• _PROBLEM TO SOLVE_: Lines that hold the word "HELD" should be located and copied.

══ RECORDS SUPPLIED

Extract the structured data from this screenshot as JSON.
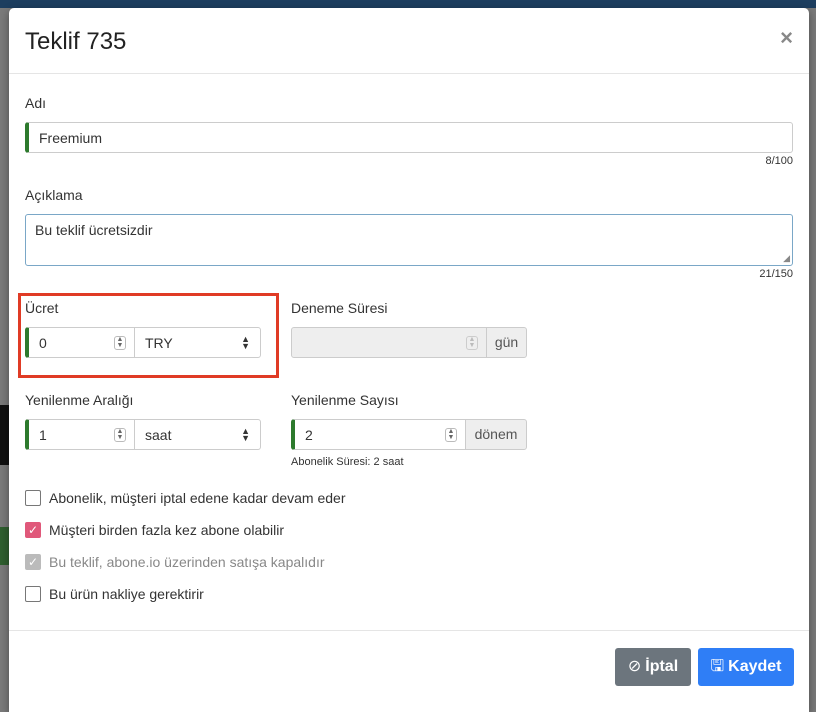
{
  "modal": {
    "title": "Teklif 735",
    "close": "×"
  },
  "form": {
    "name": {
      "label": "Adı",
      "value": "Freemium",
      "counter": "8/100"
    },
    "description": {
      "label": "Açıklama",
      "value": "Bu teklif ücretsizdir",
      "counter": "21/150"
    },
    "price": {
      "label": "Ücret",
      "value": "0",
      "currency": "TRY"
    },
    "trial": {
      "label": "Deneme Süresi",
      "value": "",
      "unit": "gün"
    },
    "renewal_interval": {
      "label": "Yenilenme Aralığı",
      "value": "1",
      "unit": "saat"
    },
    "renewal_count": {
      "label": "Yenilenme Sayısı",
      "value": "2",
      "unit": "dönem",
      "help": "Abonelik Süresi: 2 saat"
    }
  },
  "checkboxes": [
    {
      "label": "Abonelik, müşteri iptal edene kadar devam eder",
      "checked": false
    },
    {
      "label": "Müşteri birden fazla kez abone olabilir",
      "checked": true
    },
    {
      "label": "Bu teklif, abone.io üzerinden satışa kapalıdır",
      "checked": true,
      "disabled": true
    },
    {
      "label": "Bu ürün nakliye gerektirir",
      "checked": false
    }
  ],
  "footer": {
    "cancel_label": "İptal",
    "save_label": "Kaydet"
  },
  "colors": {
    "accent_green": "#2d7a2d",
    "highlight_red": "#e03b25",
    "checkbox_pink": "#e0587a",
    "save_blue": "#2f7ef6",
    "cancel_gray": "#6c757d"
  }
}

════
══ RECORDS SUPPLIED

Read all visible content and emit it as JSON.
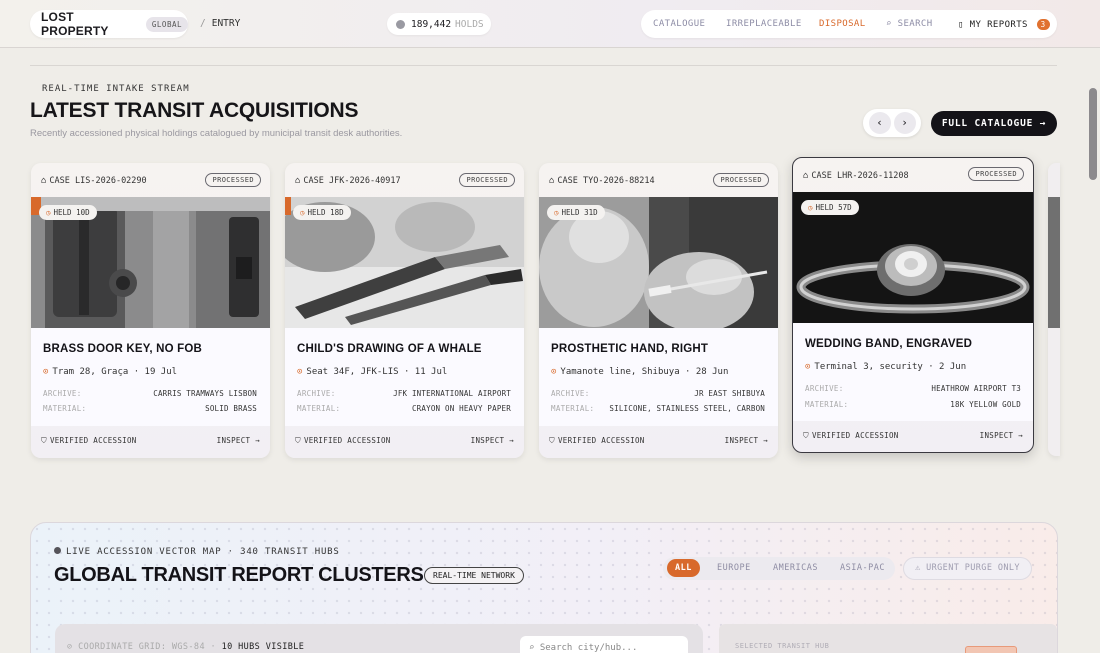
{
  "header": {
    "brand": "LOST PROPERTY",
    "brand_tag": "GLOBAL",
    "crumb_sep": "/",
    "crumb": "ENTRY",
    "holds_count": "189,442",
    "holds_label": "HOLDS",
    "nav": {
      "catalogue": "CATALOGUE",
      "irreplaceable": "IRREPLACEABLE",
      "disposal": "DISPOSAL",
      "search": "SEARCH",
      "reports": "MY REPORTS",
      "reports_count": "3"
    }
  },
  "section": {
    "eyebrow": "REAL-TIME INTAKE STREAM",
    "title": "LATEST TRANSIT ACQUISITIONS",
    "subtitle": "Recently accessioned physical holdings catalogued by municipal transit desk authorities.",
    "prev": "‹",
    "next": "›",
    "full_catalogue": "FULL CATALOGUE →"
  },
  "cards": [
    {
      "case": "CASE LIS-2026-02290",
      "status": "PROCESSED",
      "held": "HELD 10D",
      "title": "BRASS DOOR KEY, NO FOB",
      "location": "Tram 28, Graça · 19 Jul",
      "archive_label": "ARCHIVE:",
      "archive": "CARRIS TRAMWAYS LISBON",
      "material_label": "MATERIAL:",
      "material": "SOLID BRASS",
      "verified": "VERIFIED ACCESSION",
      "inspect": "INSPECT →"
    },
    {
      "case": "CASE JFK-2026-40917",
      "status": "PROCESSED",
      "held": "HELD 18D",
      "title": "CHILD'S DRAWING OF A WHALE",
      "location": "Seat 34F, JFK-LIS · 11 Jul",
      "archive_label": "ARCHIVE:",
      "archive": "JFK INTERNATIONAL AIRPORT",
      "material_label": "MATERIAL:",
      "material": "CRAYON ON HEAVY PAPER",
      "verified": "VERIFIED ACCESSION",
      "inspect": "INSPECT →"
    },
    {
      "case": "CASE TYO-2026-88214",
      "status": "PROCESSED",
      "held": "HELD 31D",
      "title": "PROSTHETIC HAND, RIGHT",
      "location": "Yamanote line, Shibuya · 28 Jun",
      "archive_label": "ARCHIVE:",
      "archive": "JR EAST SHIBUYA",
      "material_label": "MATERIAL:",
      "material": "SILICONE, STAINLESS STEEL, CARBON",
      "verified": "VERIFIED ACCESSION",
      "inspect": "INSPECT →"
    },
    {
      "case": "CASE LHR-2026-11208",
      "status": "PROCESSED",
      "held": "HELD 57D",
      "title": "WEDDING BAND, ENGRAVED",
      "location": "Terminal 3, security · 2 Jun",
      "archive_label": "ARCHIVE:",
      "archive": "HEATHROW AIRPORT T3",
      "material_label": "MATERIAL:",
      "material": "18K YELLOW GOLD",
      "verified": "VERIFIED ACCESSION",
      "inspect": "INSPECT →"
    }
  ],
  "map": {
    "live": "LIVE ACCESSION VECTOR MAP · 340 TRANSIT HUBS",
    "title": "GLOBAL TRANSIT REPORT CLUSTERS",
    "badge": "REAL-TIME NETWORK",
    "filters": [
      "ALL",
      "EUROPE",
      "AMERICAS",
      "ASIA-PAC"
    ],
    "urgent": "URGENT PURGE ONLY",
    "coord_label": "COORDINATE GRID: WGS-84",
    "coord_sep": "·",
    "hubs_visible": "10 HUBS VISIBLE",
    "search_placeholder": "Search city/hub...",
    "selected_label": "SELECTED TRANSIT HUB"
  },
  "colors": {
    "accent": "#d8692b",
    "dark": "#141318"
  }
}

════
══ RECORDS SUPPLIED

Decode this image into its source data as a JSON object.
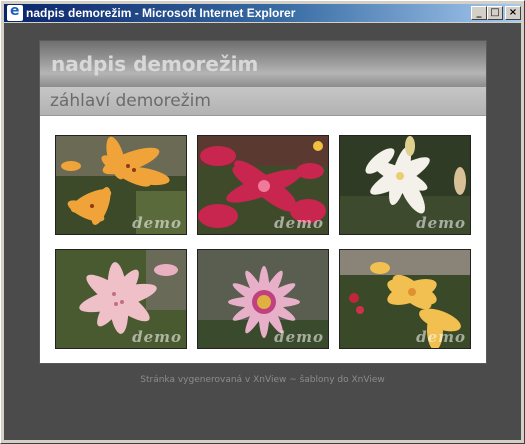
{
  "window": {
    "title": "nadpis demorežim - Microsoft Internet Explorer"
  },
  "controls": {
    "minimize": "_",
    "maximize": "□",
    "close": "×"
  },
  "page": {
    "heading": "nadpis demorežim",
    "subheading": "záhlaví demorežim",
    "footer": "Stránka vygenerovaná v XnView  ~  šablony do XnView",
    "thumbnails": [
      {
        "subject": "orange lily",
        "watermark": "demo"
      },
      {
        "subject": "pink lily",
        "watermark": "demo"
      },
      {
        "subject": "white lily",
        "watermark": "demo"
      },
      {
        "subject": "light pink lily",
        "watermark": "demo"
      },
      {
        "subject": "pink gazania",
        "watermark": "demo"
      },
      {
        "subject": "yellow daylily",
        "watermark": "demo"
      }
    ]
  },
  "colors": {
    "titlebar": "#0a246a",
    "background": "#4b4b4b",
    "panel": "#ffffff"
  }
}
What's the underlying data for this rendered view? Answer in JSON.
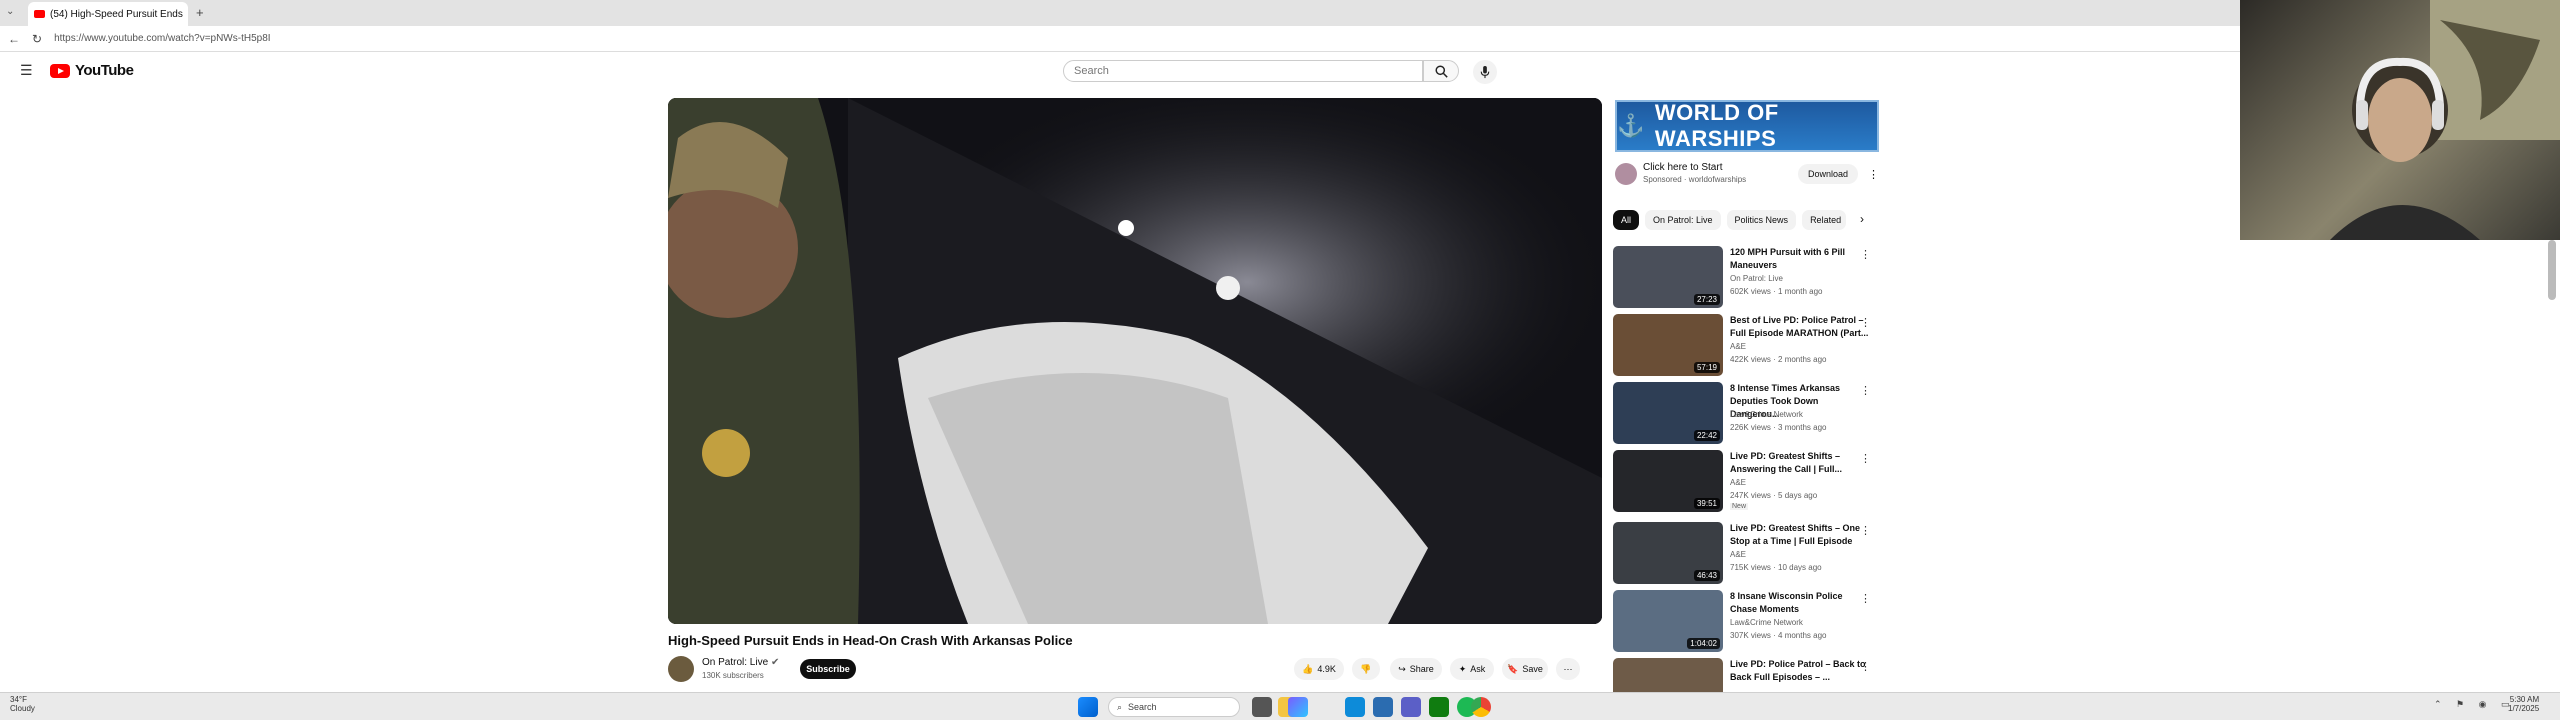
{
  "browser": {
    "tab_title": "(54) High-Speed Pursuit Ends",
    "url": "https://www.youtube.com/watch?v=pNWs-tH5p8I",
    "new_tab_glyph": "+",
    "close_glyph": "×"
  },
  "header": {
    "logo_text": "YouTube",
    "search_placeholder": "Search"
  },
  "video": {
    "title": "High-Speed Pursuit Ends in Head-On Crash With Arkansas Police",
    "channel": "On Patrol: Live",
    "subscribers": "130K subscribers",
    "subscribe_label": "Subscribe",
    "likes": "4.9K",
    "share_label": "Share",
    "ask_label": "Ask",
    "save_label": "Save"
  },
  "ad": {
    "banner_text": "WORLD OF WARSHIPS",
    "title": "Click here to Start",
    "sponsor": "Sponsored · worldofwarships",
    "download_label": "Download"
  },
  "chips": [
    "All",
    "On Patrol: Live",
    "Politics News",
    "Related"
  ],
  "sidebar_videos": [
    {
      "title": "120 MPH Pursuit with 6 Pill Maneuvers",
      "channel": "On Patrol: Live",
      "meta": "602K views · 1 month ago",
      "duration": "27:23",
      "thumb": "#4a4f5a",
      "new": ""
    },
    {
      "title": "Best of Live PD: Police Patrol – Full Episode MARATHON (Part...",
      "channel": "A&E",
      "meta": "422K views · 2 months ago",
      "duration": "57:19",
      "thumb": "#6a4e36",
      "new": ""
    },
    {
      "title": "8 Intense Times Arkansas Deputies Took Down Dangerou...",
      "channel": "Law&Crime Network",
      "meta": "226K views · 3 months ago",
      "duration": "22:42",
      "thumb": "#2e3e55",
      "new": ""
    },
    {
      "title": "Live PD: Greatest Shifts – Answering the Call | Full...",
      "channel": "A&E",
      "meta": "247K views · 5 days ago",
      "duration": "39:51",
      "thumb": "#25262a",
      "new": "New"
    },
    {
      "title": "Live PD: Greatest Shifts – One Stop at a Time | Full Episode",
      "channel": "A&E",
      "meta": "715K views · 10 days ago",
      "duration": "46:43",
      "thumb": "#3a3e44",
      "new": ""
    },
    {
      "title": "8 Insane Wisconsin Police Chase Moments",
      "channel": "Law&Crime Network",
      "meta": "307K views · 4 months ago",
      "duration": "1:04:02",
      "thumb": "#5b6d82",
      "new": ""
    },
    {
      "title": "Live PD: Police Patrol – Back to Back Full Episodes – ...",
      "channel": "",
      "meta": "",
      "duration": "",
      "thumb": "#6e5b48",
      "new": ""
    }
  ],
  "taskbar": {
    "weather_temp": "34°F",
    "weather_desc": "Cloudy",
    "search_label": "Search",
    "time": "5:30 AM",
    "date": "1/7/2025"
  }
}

════

• _COMPLETE ANSWER_:
      "held": "HELD 10D",
      "held": "HELD 18D",
      "held": "HELD 31D",
      "held": "HELD 57D",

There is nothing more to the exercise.